--- Start Provided data ---
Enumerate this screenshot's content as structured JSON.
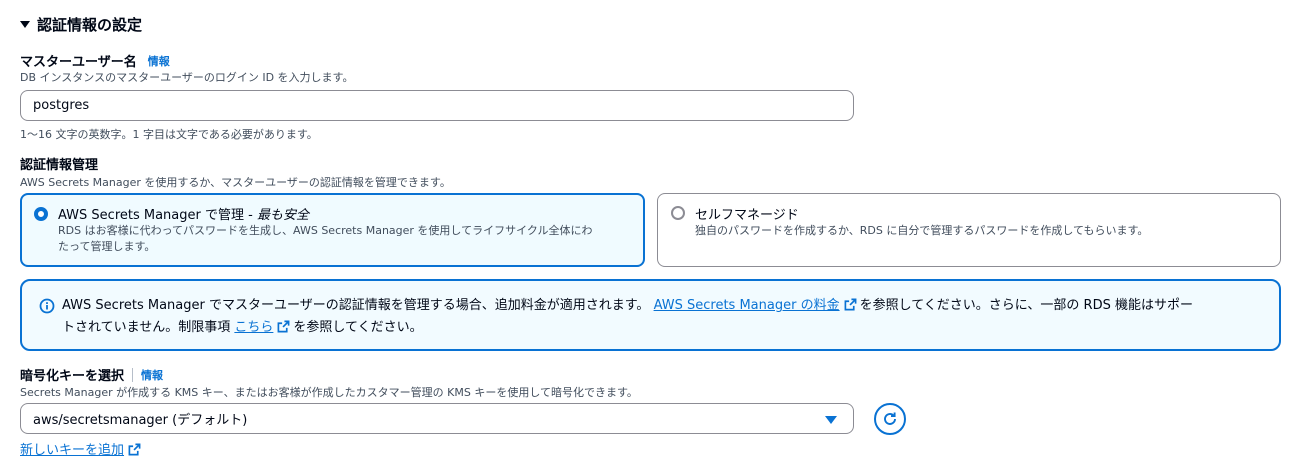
{
  "section": {
    "title": "認証情報の設定"
  },
  "master_username": {
    "label": "マスターユーザー名",
    "info": "情報",
    "description": "DB インスタンスのマスターユーザーのログイン ID を入力します。",
    "value": "postgres",
    "constraint": "1〜16 文字の英数字。1 字目は文字である必要があります。"
  },
  "credentials_management": {
    "label": "認証情報管理",
    "description": "AWS Secrets Manager を使用するか、マスターユーザーの認証情報を管理できます。",
    "options": [
      {
        "title": "AWS Secrets Manager で管理 - ",
        "title_emphasis": "最も安全",
        "description_line1": "RDS はお客様に代わってパスワードを生成し、AWS Secrets Manager を使用してライフサイクル全体にわ",
        "description_line2": "たって管理します。",
        "selected": true
      },
      {
        "title": "セルフマネージド",
        "description": "独自のパスワードを作成するか、RDS に自分で管理するパスワードを作成してもらいます。",
        "selected": false
      }
    ]
  },
  "alert": {
    "text_1": "AWS Secrets Manager でマスターユーザーの認証情報を管理する場合、追加料金が適用されます。",
    "link_1": "AWS Secrets Manager の料金",
    "text_2": "を参照してください。さらに、一部の RDS 機能はサポー",
    "text_3": "トされていません。制限事項",
    "link_2": "こちら",
    "text_4": "を参照してください。"
  },
  "encryption_key": {
    "label": "暗号化キーを選択",
    "info": "情報",
    "description": "Secrets Manager が作成する KMS キー、またはお客様が作成したカスタマー管理の KMS キーを使用して暗号化できます。",
    "selected": "aws/secretsmanager (デフォルト)",
    "add_key_link": "新しいキーを追加"
  },
  "colors": {
    "accent": "#0972d3",
    "text": "#000716",
    "secondary_text": "#414d5c",
    "alert_background": "#f2fbff"
  }
}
--- End Provided data ---
Work instructions
Reproduce the listing above exactly, excluding all pictures.

Answer to the problem
Enumerate this screenshot's content as structured JSON.
{
  "section": {
    "title": "認証情報の設定"
  },
  "master_username": {
    "label": "マスターユーザー名",
    "info": "情報",
    "description": "DB インスタンスのマスターユーザーのログイン ID を入力します。",
    "value": "postgres",
    "constraint": "1〜16 文字の英数字。1 字目は文字である必要があります。"
  },
  "credentials_management": {
    "label": "認証情報管理",
    "description": "AWS Secrets Manager を使用するか、マスターユーザーの認証情報を管理できます。",
    "options": [
      {
        "title": "AWS Secrets Manager で管理 - ",
        "title_emphasis": "最も安全",
        "description_line1": "RDS はお客様に代わってパスワードを生成し、AWS Secrets Manager を使用してライフサイクル全体にわ",
        "description_line2": "たって管理します。",
        "selected": true
      },
      {
        "title": "セルフマネージド",
        "description": "独自のパスワードを作成するか、RDS に自分で管理するパスワードを作成してもらいます。",
        "selected": false
      }
    ]
  },
  "alert": {
    "text_1": "AWS Secrets Manager でマスターユーザーの認証情報を管理する場合、追加料金が適用されます。",
    "link_1": "AWS Secrets Manager の料金",
    "text_2": "を参照してください。さらに、一部の RDS 機能はサポー",
    "text_3": "トされていません。制限事項",
    "link_2": "こちら",
    "text_4": "を参照してください。"
  },
  "encryption_key": {
    "label": "暗号化キーを選択",
    "info": "情報",
    "description": "Secrets Manager が作成する KMS キー、またはお客様が作成したカスタマー管理の KMS キーを使用して暗号化できます。",
    "selected": "aws/secretsmanager (デフォルト)",
    "add_key_link": "新しいキーを追加"
  },
  "colors": {
    "accent": "#0972d3",
    "text": "#000716",
    "secondary_text": "#414d5c",
    "alert_background": "#f2fbff"
  }
}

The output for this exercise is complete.